## WHAT IS NEEDED
Could you render the rows as a JSON list of strings, one per line with blank lines left out, starting with the line that contains "Patent image size: (803, 578)." and going on through the line that contains "The wiper 430 is at (162, 123)."?

********

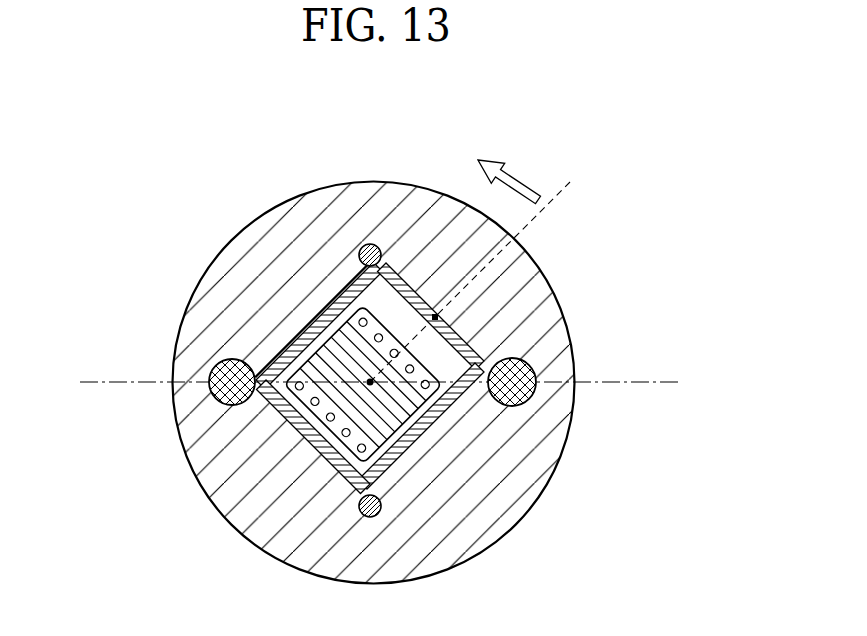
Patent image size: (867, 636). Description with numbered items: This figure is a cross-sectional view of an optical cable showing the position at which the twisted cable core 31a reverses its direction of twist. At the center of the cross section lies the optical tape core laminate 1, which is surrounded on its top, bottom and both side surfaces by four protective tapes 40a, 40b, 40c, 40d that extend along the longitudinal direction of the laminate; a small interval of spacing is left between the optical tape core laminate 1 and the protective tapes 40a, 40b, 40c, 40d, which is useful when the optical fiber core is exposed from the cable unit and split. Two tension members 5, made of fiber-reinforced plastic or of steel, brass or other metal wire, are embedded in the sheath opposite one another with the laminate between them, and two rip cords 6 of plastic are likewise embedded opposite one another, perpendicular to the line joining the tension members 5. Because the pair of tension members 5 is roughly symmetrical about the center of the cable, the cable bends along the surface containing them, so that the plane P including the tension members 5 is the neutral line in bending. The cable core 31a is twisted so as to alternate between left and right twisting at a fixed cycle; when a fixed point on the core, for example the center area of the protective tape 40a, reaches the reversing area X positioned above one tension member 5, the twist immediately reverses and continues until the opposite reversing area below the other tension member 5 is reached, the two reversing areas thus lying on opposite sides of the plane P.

The optical tape core laminate 1 is at (408, 290).
The tension member 5 is at (212, 396).
The rip cord 6 is at (370, 244).
The cable core 31a is at (338, 288).
The protective tape 40a is at (472, 355).
The protective tape 40b is at (303, 331).
The protective tape 40c is at (308, 438).
The protective tape 40d is at (407, 452).
The reversing area X is at (456, 320).
The plane P is at (365, 383).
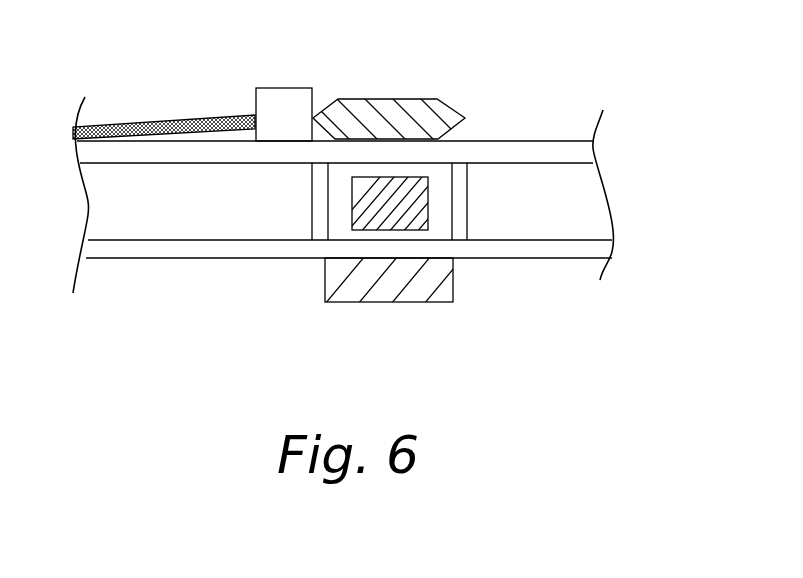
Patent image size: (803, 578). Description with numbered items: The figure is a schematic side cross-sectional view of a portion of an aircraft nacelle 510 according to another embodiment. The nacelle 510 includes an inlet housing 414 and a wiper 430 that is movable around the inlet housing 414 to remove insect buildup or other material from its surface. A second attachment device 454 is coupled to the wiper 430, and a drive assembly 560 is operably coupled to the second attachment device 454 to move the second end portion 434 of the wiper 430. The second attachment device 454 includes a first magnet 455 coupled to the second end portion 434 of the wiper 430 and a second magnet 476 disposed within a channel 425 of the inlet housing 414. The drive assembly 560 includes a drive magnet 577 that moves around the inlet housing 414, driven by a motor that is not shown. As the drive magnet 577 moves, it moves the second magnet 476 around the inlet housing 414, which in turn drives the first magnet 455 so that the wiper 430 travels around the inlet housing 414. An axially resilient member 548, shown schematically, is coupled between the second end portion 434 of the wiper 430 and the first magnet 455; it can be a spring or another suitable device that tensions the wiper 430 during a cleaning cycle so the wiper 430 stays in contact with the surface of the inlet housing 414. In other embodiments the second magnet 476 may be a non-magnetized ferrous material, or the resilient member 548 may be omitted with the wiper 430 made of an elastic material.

The inlet housing 414 is at (560, 142).
The second attachment device 454 is at (497, 114).
The wiper 430 is at (162, 123).
The second end portion of the wiper 434 is at (218, 117).
The axially resilient member 548 is at (290, 88).
The first magnet 455 is at (397, 107).
The aircraft nacelle 510 is at (380, 45).
The second magnet 476 is at (352, 207).
The drive magnet 577 is at (325, 283).
The channel 425 is at (437, 228).
The drive assembly 560 is at (308, 327).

********

## TASK OUTPUT
[
  "Patent image size: (803, 578). Description with numbered items: The figure is a schematic side cross-sectional view of a portion of an aircraft nacelle 510 according to another embodiment. The nacelle 510 includes an inlet housing 414 and a wiper 430 that is movable around the inlet housing 414 to remove insect buildup or other material from its surface. A second attachment device 454 is coupled to the wiper 430, and a drive assembly 560 is operably coupled to the second attachment device 454 to move the second end portion 434 of the wiper 430. The second attachment device 454 includes a first magnet 455 coupled to the second end portion 434 of the wiper 430 and a second magnet 476 disposed within a channel 425 of the inlet housing 414. The drive assembly 560 includes a drive magnet 577 that moves around the inlet housing 414, driven by a motor that is not shown. As the drive magnet 577 moves, it moves the second magnet 476 around the inlet housing 414, which in turn drives the first magnet 455 so that the wiper 430 travels around the inlet housing 414. An axially resilient member 548, shown schematically, is coupled between the second end portion 434 of the wiper 430 and the first magnet 455; it can be a spring or another suitable device that tensions the wiper 430 during a cleaning cycle so the wiper 430 stays in contact with the surface of the inlet housing 414. In other embodiments the second magnet 476 may be a non-magnetized ferrous material, or the resilient member 548 may be omitted with the wiper 430 made of an elastic material.",
  "The inlet housing 414 is at (560, 142).",
  "The second attachment device 454 is at (497, 114).",
  "The wiper 430 is at (162, 123)."
]